[Dataset rows about figures]
** BEGIN **

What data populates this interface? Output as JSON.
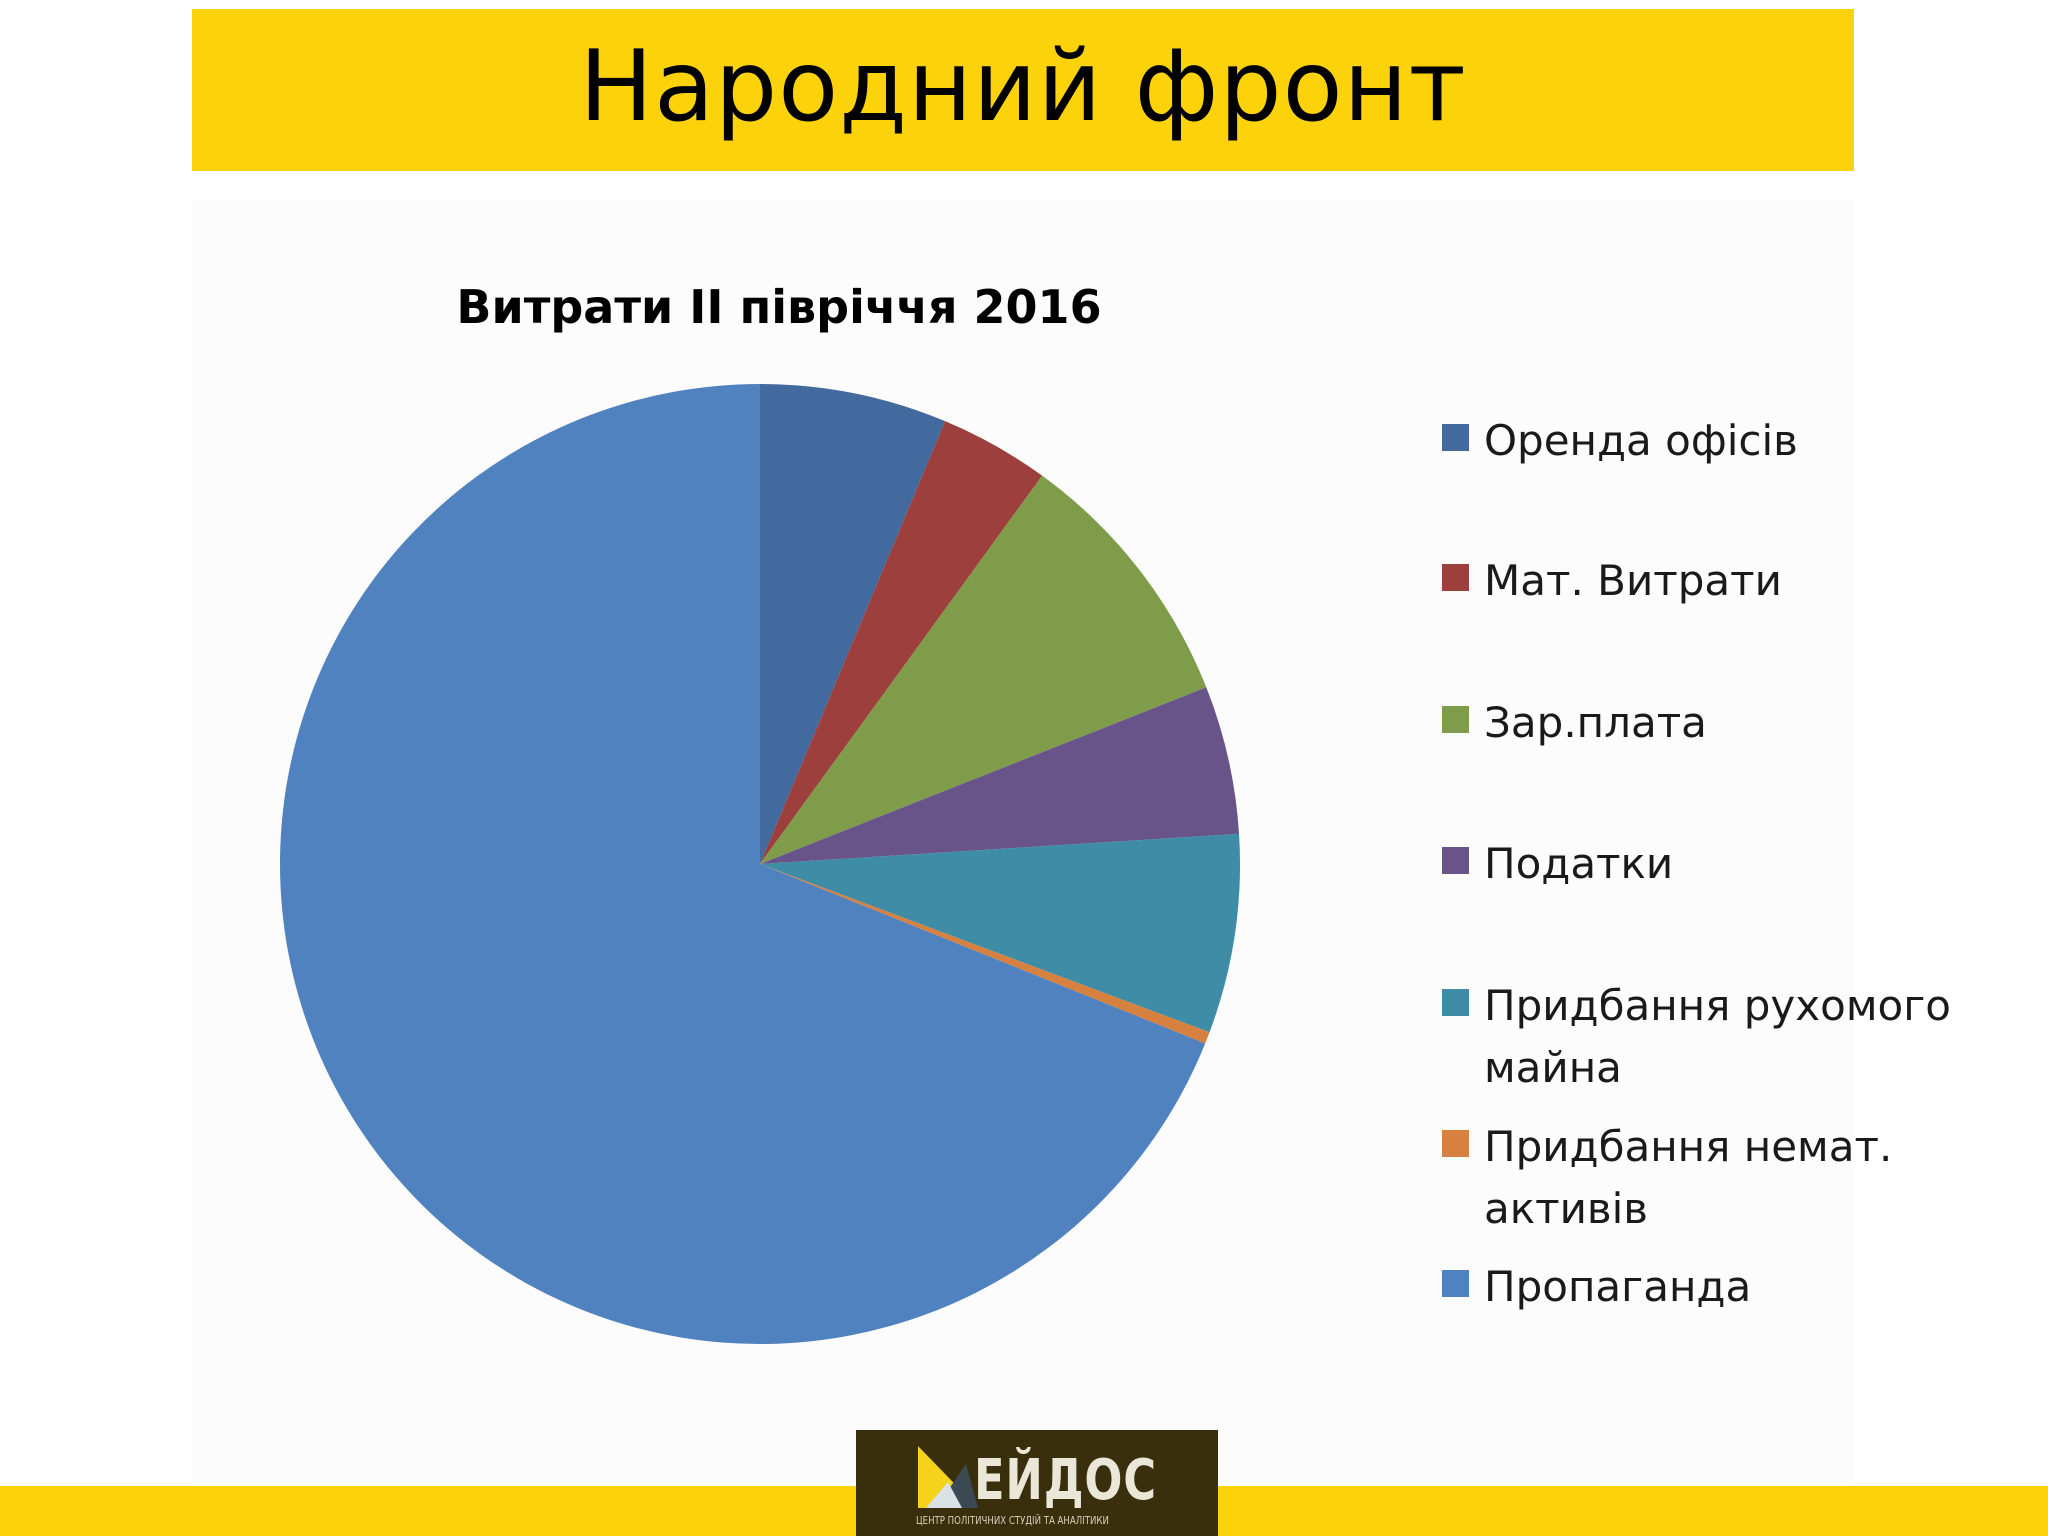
{
  "slide": {
    "title": "Народний фронт"
  },
  "chart_data": {
    "type": "pie",
    "title": "Витрати ІІ півріччя 2016",
    "legend_position": "right",
    "categories": [
      "Оренда офісів",
      "Мат. Витрати",
      "Зар.плата",
      "Податки",
      "Придбання рухомого майна",
      "Придбання немат. активів",
      "Пропаганда"
    ],
    "legend_lines": [
      [
        "Оренда офісів"
      ],
      [
        "Мат. Витрати"
      ],
      [
        "Зар.плата"
      ],
      [
        "Податки"
      ],
      [
        "Придбання рухомого",
        "майна"
      ],
      [
        "Придбання немат.",
        "активів"
      ],
      [
        "Пропаганда"
      ]
    ],
    "values_percent": [
      6.3,
      3.7,
      9.0,
      5.0,
      6.7,
      0.4,
      68.9
    ],
    "colors": [
      "#426a9e",
      "#9d403d",
      "#7f9c4b",
      "#69548a",
      "#3e8ca5",
      "#d6813f",
      "#5182c0"
    ]
  },
  "logo": {
    "name": "ЕЙДОС",
    "subtitle": "ЦЕНТР ПОЛІТИЧНИХ СТУДІЙ ТА АНАЛІТИКИ"
  }
}
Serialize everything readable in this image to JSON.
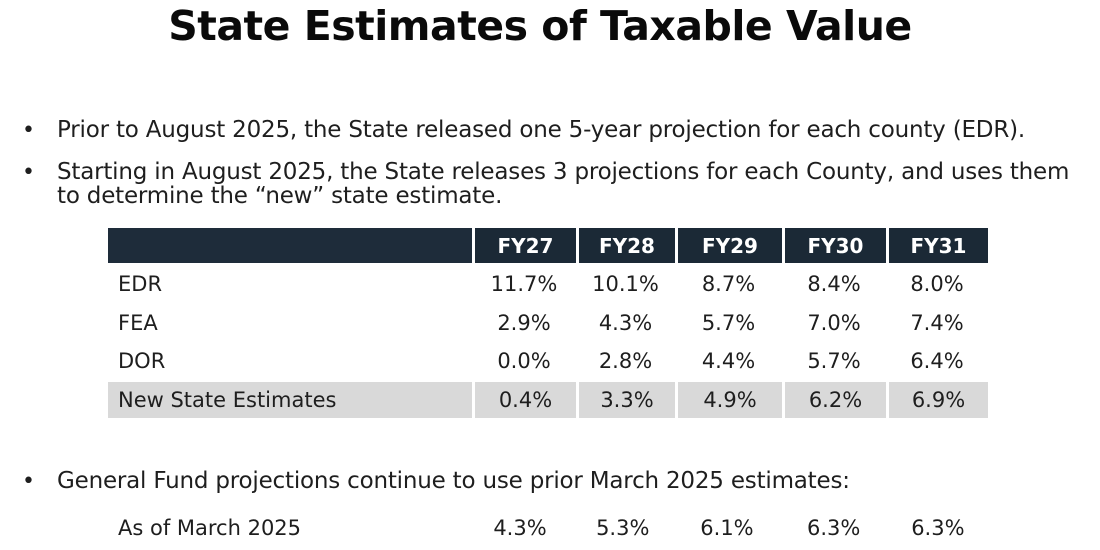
{
  "title": "State Estimates of Taxable Value",
  "bullets": [
    {
      "lines": [
        "Prior to August 2025, the State released one 5-year projection for each county (EDR)."
      ]
    },
    {
      "lines": [
        "Starting in August 2025, the State releases 3 projections for each County, and uses them",
        "to determine the “new” state estimate."
      ]
    }
  ],
  "table": {
    "headers": [
      "FY27",
      "FY28",
      "FY29",
      "FY30",
      "FY31"
    ],
    "rows": [
      {
        "label": "EDR",
        "values": [
          "11.7%",
          "10.1%",
          "8.7%",
          "8.4%",
          "8.0%"
        ]
      },
      {
        "label": "FEA",
        "values": [
          "2.9%",
          "4.3%",
          "5.7%",
          "7.0%",
          "7.4%"
        ]
      },
      {
        "label": "DOR",
        "values": [
          "0.0%",
          "2.8%",
          "4.4%",
          "5.7%",
          "6.4%"
        ]
      },
      {
        "label": "New State Estimates",
        "values": [
          "0.4%",
          "3.3%",
          "4.9%",
          "6.2%",
          "6.9%"
        ]
      }
    ],
    "header_color": "#1b2936",
    "shade_color": "#d9d9d9"
  },
  "bullet3": "General Fund projections continue to use prior March 2025 estimates:",
  "march": {
    "label": "As of March 2025",
    "values": [
      "4.3%",
      "5.3%",
      "6.1%",
      "6.3%",
      "6.3%"
    ]
  }
}
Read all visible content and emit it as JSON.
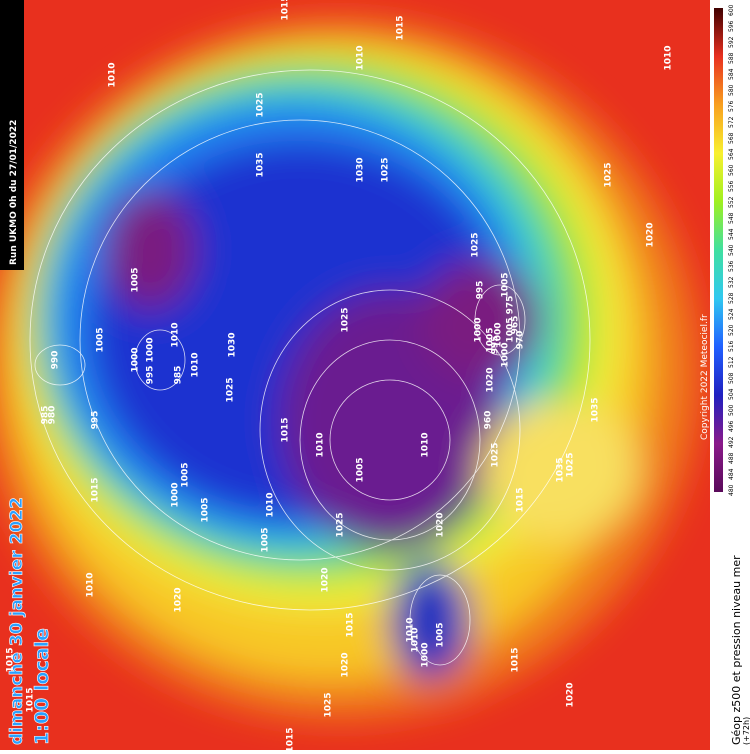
{
  "header": {
    "run": "Run UKMO 0h du 27/01/2022",
    "date": "dimanche 30 janvier 2022",
    "time": "1:00 locale"
  },
  "legend": {
    "title": "Géop z500 et pression niveau mer",
    "lead": "(+72h)",
    "copyright": "Copyright 2022 Meteociel.fr",
    "scale": [
      "480",
      "484",
      "488",
      "492",
      "496",
      "500",
      "504",
      "508",
      "512",
      "516",
      "520",
      "524",
      "528",
      "532",
      "536",
      "540",
      "544",
      "548",
      "552",
      "556",
      "560",
      "564",
      "568",
      "572",
      "576",
      "580",
      "584",
      "588",
      "592",
      "596",
      "600"
    ]
  },
  "isobars": [
    "1010",
    "1015",
    "1010",
    "1015",
    "1010",
    "1025",
    "1035",
    "1030",
    "1025",
    "1025",
    "1005",
    "1000",
    "1005",
    "1010",
    "985",
    "1000",
    "995",
    "1010",
    "990",
    "985",
    "980",
    "995",
    "1030",
    "1025",
    "1025",
    "1015",
    "1010",
    "1005",
    "1010",
    "995",
    "1000",
    "1000",
    "1005",
    "1005",
    "995",
    "1000",
    "1005",
    "965",
    "970",
    "975",
    "960",
    "1020",
    "1025",
    "1015",
    "1035",
    "1025",
    "1020",
    "1035",
    "1025",
    "1010",
    "1005",
    "1000",
    "1005",
    "1020",
    "1015",
    "1010",
    "1000",
    "1015",
    "1010",
    "1005",
    "1020",
    "1010",
    "1005",
    "1015",
    "1020",
    "1025",
    "1020",
    "1015",
    "1015",
    "1015",
    "1025",
    "1020"
  ]
}
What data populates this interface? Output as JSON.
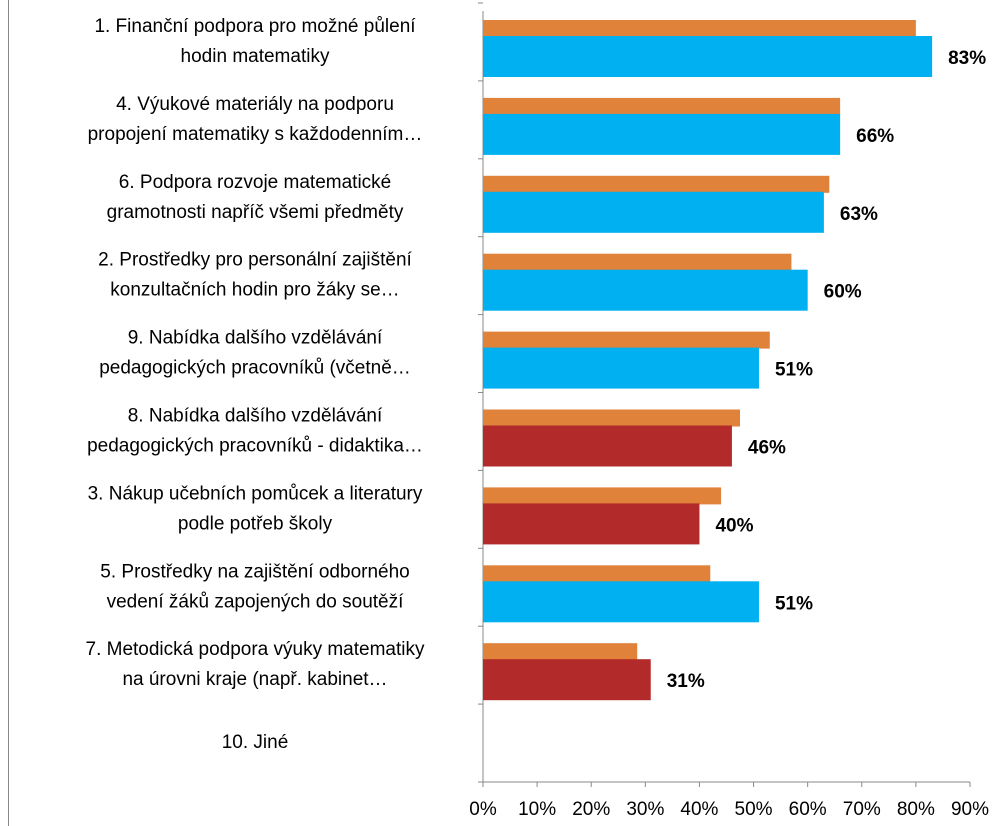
{
  "chart_data": {
    "type": "bar",
    "orientation": "horizontal",
    "categories": [
      [
        "1. Finanční podpora pro možné půlení",
        "hodin matematiky"
      ],
      [
        "4. Výukové materiály na podporu",
        "propojení matematiky s každodenním…"
      ],
      [
        "6. Podpora rozvoje matematické",
        "gramotnosti napříč všemi předměty"
      ],
      [
        "2. Prostředky pro personální zajištění",
        "konzultačních hodin pro žáky se…"
      ],
      [
        "9. Nabídka dalšího vzdělávání",
        "pedagogických pracovníků (včetně…"
      ],
      [
        "8. Nabídka dalšího vzdělávání",
        "pedagogických pracovníků - didaktika…"
      ],
      [
        "3. Nákup učebních pomůcek a literatury",
        "podle potřeb školy"
      ],
      [
        "5. Prostředky na zajištění odborného",
        "vedení žáků zapojených do soutěží"
      ],
      [
        "7. Metodická podpora výuky matematiky",
        "na úrovni kraje (např. kabinet…"
      ],
      [
        "10. Jiné"
      ]
    ],
    "series": [
      {
        "color": "#e0823a",
        "values": [
          80,
          66,
          64,
          57,
          53,
          47.5,
          44,
          42,
          28.5,
          null
        ]
      },
      {
        "colors": [
          "#00b0f0",
          "#00b0f0",
          "#00b0f0",
          "#00b0f0",
          "#00b0f0",
          "#b22a2a",
          "#b22a2a",
          "#00b0f0",
          "#b22a2a",
          null
        ],
        "values": [
          83,
          66,
          63,
          60,
          51,
          46,
          40,
          51,
          31,
          null
        ],
        "value_labels": [
          "83%",
          "66%",
          "63%",
          "60%",
          "51%",
          "46%",
          "40%",
          "51%",
          "31%",
          null
        ]
      }
    ],
    "xlim": [
      0,
      90
    ],
    "xticks": [
      {
        "value": 0,
        "label": "0%"
      },
      {
        "value": 10,
        "label": "10%"
      },
      {
        "value": 20,
        "label": "20%"
      },
      {
        "value": 30,
        "label": "30%"
      },
      {
        "value": 40,
        "label": "40%"
      },
      {
        "value": 50,
        "label": "50%"
      },
      {
        "value": 60,
        "label": "60%"
      },
      {
        "value": 70,
        "label": "70%"
      },
      {
        "value": 80,
        "label": "80%"
      },
      {
        "value": 90,
        "label": "90%"
      }
    ],
    "grid": false
  }
}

** END **

(PROBLEM DESCRIPTION):
Transcribe all the lines above exactly, apart from the pictures.

(FULL RESPONSE):
What data populates this interface? Output as JSON.
{
  "slide": {
    "title": "Народний фронт"
  },
  "chart_data": {
    "type": "pie",
    "title": "Витрати ІІ півріччя 2016",
    "legend_position": "right",
    "categories": [
      "Оренда офісів",
      "Мат. Витрати",
      "Зар.плата",
      "Податки",
      "Придбання рухомого майна",
      "Придбання немат. активів",
      "Пропаганда"
    ],
    "legend_lines": [
      [
        "Оренда офісів"
      ],
      [
        "Мат. Витрати"
      ],
      [
        "Зар.плата"
      ],
      [
        "Податки"
      ],
      [
        "Придбання рухомого",
        "майна"
      ],
      [
        "Придбання немат.",
        "активів"
      ],
      [
        "Пропаганда"
      ]
    ],
    "values_percent": [
      6.3,
      3.7,
      9.0,
      5.0,
      6.7,
      0.4,
      68.9
    ],
    "colors": [
      "#426a9e",
      "#9d403d",
      "#7f9c4b",
      "#69548a",
      "#3e8ca5",
      "#d6813f",
      "#5182c0"
    ]
  },
  "logo": {
    "name": "ЕЙДОС",
    "subtitle": "ЦЕНТР ПОЛІТИЧНИХ СТУДІЙ ТА АНАЛІТИКИ"
  }
}
Serialize everything readable in this image to JSON.
{
  "title": "State Estimates of Taxable Value",
  "bullets": [
    {
      "lines": [
        "Prior to August 2025, the State released one 5-year projection for each county (EDR)."
      ]
    },
    {
      "lines": [
        "Starting in August 2025, the State releases 3 projections for each County, and uses them",
        "to determine the “new” state estimate."
      ]
    }
  ],
  "table": {
    "headers": [
      "FY27",
      "FY28",
      "FY29",
      "FY30",
      "FY31"
    ],
    "rows": [
      {
        "label": "EDR",
        "values": [
          "11.7%",
          "10.1%",
          "8.7%",
          "8.4%",
          "8.0%"
        ]
      },
      {
        "label": "FEA",
        "values": [
          "2.9%",
          "4.3%",
          "5.7%",
          "7.0%",
          "7.4%"
        ]
      },
      {
        "label": "DOR",
        "values": [
          "0.0%",
          "2.8%",
          "4.4%",
          "5.7%",
          "6.4%"
        ]
      },
      {
        "label": "New State Estimates",
        "values": [
          "0.4%",
          "3.3%",
          "4.9%",
          "6.2%",
          "6.9%"
        ]
      }
    ],
    "header_color": "#1b2936",
    "shade_color": "#d9d9d9"
  },
  "bullet3": "General Fund projections continue to use prior March 2025 estimates:",
  "march": {
    "label": "As of March 2025",
    "values": [
      "4.3%",
      "5.3%",
      "6.1%",
      "6.3%",
      "6.3%"
    ]
  }
}
Read all visible content and emit it as JSON.
{
  "header": {
    "run": "Run UKMO 0h du 27/01/2022",
    "date": "dimanche 30 janvier 2022",
    "time": "1:00 locale"
  },
  "legend": {
    "title": "Géop z500 et pression niveau mer",
    "lead": "(+72h)",
    "copyright": "Copyright 2022 Meteociel.fr",
    "scale": [
      "480",
      "484",
      "488",
      "492",
      "496",
      "500",
      "504",
      "508",
      "512",
      "516",
      "520",
      "524",
      "528",
      "532",
      "536",
      "540",
      "544",
      "548",
      "552",
      "556",
      "560",
      "564",
      "568",
      "572",
      "576",
      "580",
      "584",
      "588",
      "592",
      "596",
      "600"
    ]
  },
  "isobars": [
    "1010",
    "1015",
    "1010",
    "1015",
    "1010",
    "1025",
    "1035",
    "1030",
    "1025",
    "1025",
    "1005",
    "1000",
    "1005",
    "1010",
    "985",
    "1000",
    "995",
    "1010",
    "990",
    "985",
    "980",
    "995",
    "1030",
    "1025",
    "1025",
    "1015",
    "1010",
    "1005",
    "1010",
    "995",
    "1000",
    "1000",
    "1005",
    "1005",
    "995",
    "1000",
    "1005",
    "965",
    "970",
    "975",
    "960",
    "1020",
    "1025",
    "1015",
    "1035",
    "1025",
    "1020",
    "1035",
    "1025",
    "1010",
    "1005",
    "1000",
    "1005",
    "1020",
    "1015",
    "1010",
    "1000",
    "1015",
    "1010",
    "1005",
    "1020",
    "1010",
    "1005",
    "1015",
    "1020",
    "1025",
    "1020",
    "1015",
    "1015",
    "1015",
    "1025",
    "1020"
  ]
}
What data populates this interface? Output as JSON.
{
  "chart_data": {
    "type": "bar",
    "orientation": "horizontal",
    "categories": [
      [
        "1. Finanční podpora pro možné půlení",
        "hodin matematiky"
      ],
      [
        "4. Výukové materiály na podporu",
        "propojení matematiky s každodenním…"
      ],
      [
        "6. Podpora rozvoje matematické",
        "gramotnosti napříč všemi předměty"
      ],
      [
        "2. Prostředky pro personální zajištění",
        "konzultačních hodin pro žáky se…"
      ],
      [
        "9. Nabídka dalšího vzdělávání",
        "pedagogických pracovníků (včetně…"
      ],
      [
        "8. Nabídka dalšího vzdělávání",
        "pedagogických pracovníků - didaktika…"
      ],
      [
        "3. Nákup učebních pomůcek a literatury",
        "podle potřeb školy"
      ],
      [
        "5. Prostředky na zajištění odborného",
        "vedení žáků zapojených do soutěží"
      ],
      [
        "7. Metodická podpora výuky matematiky",
        "na úrovni kraje (např. kabinet…"
      ],
      [
        "10. Jiné"
      ]
    ],
    "series": [
      {
        "color": "#e0823a",
        "values": [
          80,
          66,
          64,
          57,
          53,
          47.5,
          44,
          42,
          28.5,
          null
        ]
      },
      {
        "colors": [
          "#00b0f0",
          "#00b0f0",
          "#00b0f0",
          "#00b0f0",
          "#00b0f0",
          "#b22a2a",
          "#b22a2a",
          "#00b0f0",
          "#b22a2a",
          null
        ],
        "values": [
          83,
          66,
          63,
          60,
          51,
          46,
          40,
          51,
          31,
          null
        ],
        "value_labels": [
          "83%",
          "66%",
          "63%",
          "60%",
          "51%",
          "46%",
          "40%",
          "51%",
          "31%",
          null
        ]
      }
    ],
    "xlim": [
      0,
      90
    ],
    "xticks": [
      {
        "value": 0,
        "label": "0%"
      },
      {
        "value": 10,
        "label": "10%"
      },
      {
        "value": 20,
        "label": "20%"
      },
      {
        "value": 30,
        "label": "30%"
      },
      {
        "value": 40,
        "label": "40%"
      },
      {
        "value": 50,
        "label": "50%"
      },
      {
        "value": 60,
        "label": "60%"
      },
      {
        "value": 70,
        "label": "70%"
      },
      {
        "value": 80,
        "label": "80%"
      },
      {
        "value": 90,
        "label": "90%"
      }
    ],
    "grid": false
  }
}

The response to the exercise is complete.